» **OBJECTIVE**
Copy every line of the records below where the word "hint" occurs.

» **MATERIALS PROVIDED**

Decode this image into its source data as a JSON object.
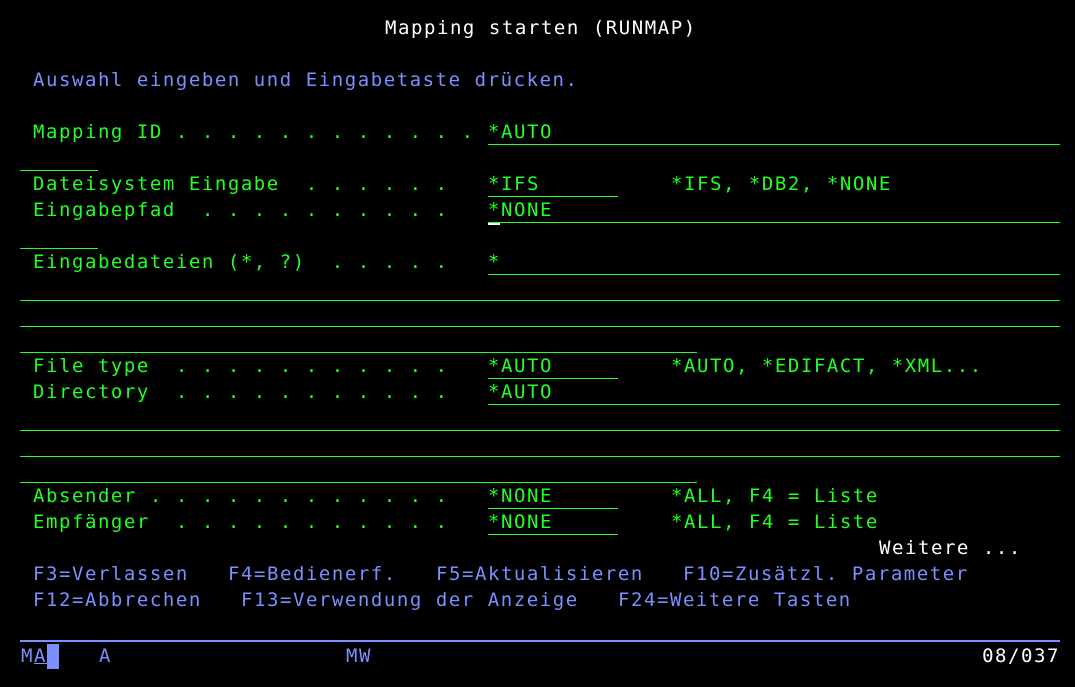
{
  "title": "Mapping starten (RUNMAP)",
  "instruction": "Auswahl eingeben und Eingabetaste drücken.",
  "fields": {
    "mapping_id": {
      "label": "Mapping ID . . . . . . . . . . . .",
      "value": "*AUTO"
    },
    "dateisystem": {
      "label": "Dateisystem Eingabe  . . . . . .",
      "value": "*IFS",
      "hint": "*IFS, *DB2, *NONE"
    },
    "eingabepfad": {
      "label": "Eingabepfad  . . . . . . . . . .",
      "value": "*NONE"
    },
    "eingabedateien": {
      "label": "Eingabedateien (*, ?)  . . . . .",
      "value": "*"
    },
    "file_type": {
      "label": "File type  . . . . . . . . . . .",
      "value": "*AUTO",
      "hint": "*AUTO, *EDIFACT, *XML..."
    },
    "directory": {
      "label": "Directory  . . . . . . . . . . .",
      "value": "*AUTO"
    },
    "absender": {
      "label": "Absender . . . . . . . . . . . .",
      "value": "*NONE",
      "hint": "*ALL, F4 = Liste"
    },
    "empfaenger": {
      "label": "Empfänger  . . . . . . . . . . .",
      "value": "*NONE",
      "hint": "*ALL, F4 = Liste"
    }
  },
  "more": "Weitere ...",
  "fkeys_row1": [
    "F3=Verlassen",
    "F4=Bedienerf.",
    "F5=Aktualisieren",
    "F10=Zusätzl. Parameter"
  ],
  "fkeys_row2": [
    "F12=Abbrechen",
    "F13=Verwendung der Anzeige",
    "F24=Weitere Tasten"
  ],
  "status": {
    "session": "M",
    "mode": "A",
    "indicator": "A",
    "msg": "MW",
    "cursor_pos": "08/037"
  },
  "colors": {
    "field": "#22ff22",
    "text": "#7b8fff",
    "highlight": "#ffffff"
  }
}
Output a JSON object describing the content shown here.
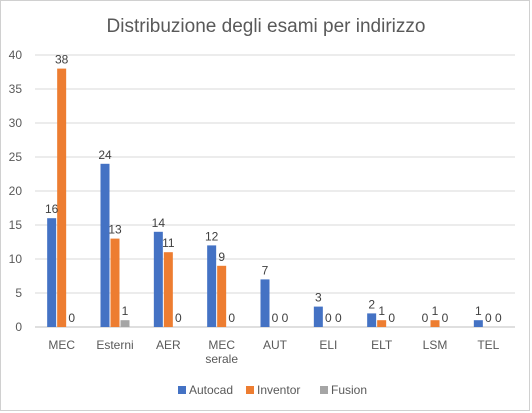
{
  "chart_data": {
    "type": "bar",
    "title": "Distribuzione degli esami per indirizzo",
    "xlabel": "",
    "ylabel": "",
    "ylim": [
      0,
      40
    ],
    "yticks": [
      0,
      5,
      10,
      15,
      20,
      25,
      30,
      35,
      40
    ],
    "grid": true,
    "legend_position": "bottom",
    "categories": [
      [
        "MEC"
      ],
      [
        "Esterni"
      ],
      [
        "AER"
      ],
      [
        "MEC",
        "serale"
      ],
      [
        "AUT"
      ],
      [
        "ELI"
      ],
      [
        "ELT"
      ],
      [
        "LSM"
      ],
      [
        "TEL"
      ]
    ],
    "series": [
      {
        "name": "Autocad",
        "color": "#4472c4",
        "values": [
          16,
          24,
          14,
          12,
          7,
          3,
          2,
          0,
          1
        ]
      },
      {
        "name": "Inventor",
        "color": "#ed7d31",
        "values": [
          38,
          13,
          11,
          9,
          0,
          0,
          1,
          1,
          0
        ]
      },
      {
        "name": "Fusion",
        "color": "#a5a5a5",
        "values": [
          0,
          1,
          0,
          0,
          0,
          0,
          0,
          0,
          0
        ]
      }
    ]
  }
}
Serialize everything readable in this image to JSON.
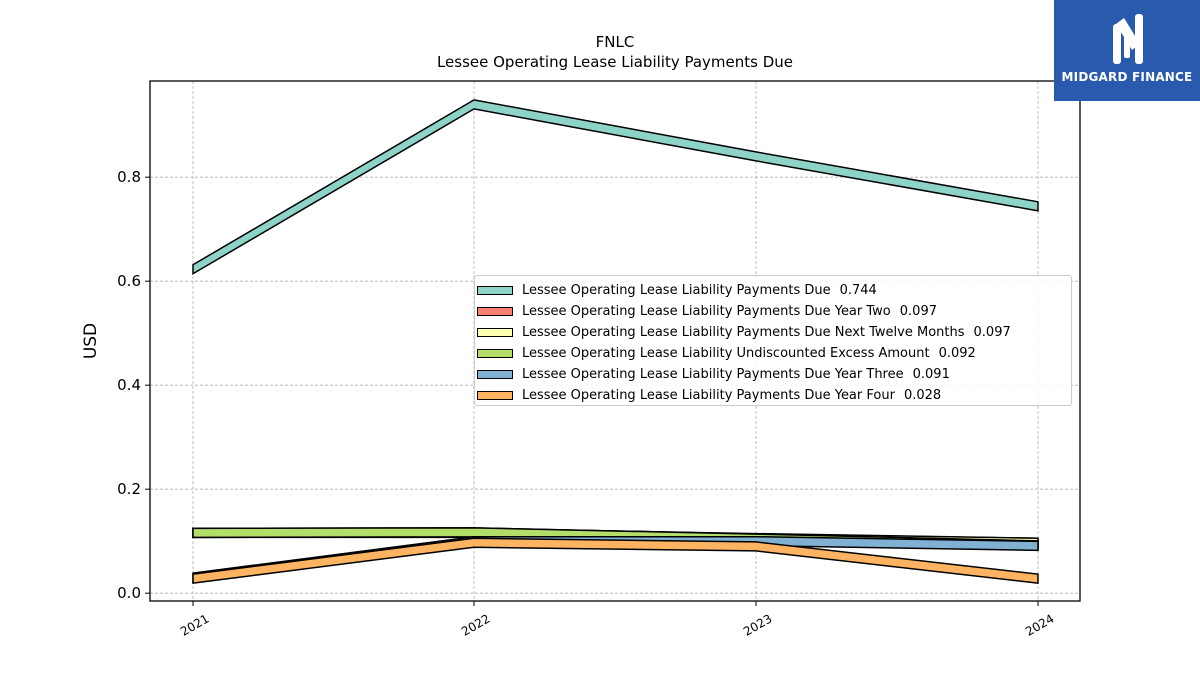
{
  "chart_data": {
    "type": "area",
    "title": "FNLC",
    "subtitle": "Lessee Operating Lease Liability Payments Due",
    "ylabel": "USD",
    "xlabel": "",
    "x": [
      "2021",
      "2022",
      "2023",
      "2024"
    ],
    "ylim": [
      -0.015,
      0.985
    ],
    "yticks": [
      0.0,
      0.2,
      0.4,
      0.6,
      0.8
    ],
    "ytick_labels": [
      "0.0",
      "0.2",
      "0.4",
      "0.6",
      "0.8"
    ],
    "grid": true,
    "legend_position": "center-right",
    "series": [
      {
        "name": "Lessee Operating Lease Liability Payments Due",
        "legend_value": "0.744",
        "values": [
          0.623,
          0.94,
          0.84,
          0.744
        ],
        "color": "#8dd3c7"
      },
      {
        "name": "Lessee Operating Lease Liability Payments Due Year Two",
        "legend_value": "0.097",
        "values": [
          0.116,
          0.117,
          0.105,
          0.097
        ],
        "color": "#fb8072"
      },
      {
        "name": "Lessee Operating Lease Liability Payments Due Next Twelve Months",
        "legend_value": "0.097",
        "values": [
          0.116,
          0.116,
          0.106,
          0.097
        ],
        "color": "#ffffb3"
      },
      {
        "name": "Lessee Operating Lease Liability Undiscounted Excess Amount",
        "legend_value": "0.092",
        "values": [
          0.116,
          0.117,
          0.105,
          0.092
        ],
        "color": "#b3de69"
      },
      {
        "name": "Lessee Operating Lease Liability Payments Due Year Three",
        "legend_value": "0.091",
        "values": [
          0.03,
          0.1,
          0.1,
          0.091
        ],
        "color": "#80b1d3"
      },
      {
        "name": "Lessee Operating Lease Liability Payments Due Year Four",
        "legend_value": "0.028",
        "values": [
          0.028,
          0.097,
          0.09,
          0.028
        ],
        "color": "#fdb462"
      }
    ]
  },
  "logo": {
    "text": "MIDGARD FINANCE",
    "background": "#2a5aae"
  }
}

» **PROBLEM SOLUTION**
      "hint": "*IFS, *DB2, *NONE"
      "hint": "*AUTO, *EDIFACT, *XML..."
      "hint": "*ALL, F4 = Liste"
      "hint": "*ALL, F4 = Liste"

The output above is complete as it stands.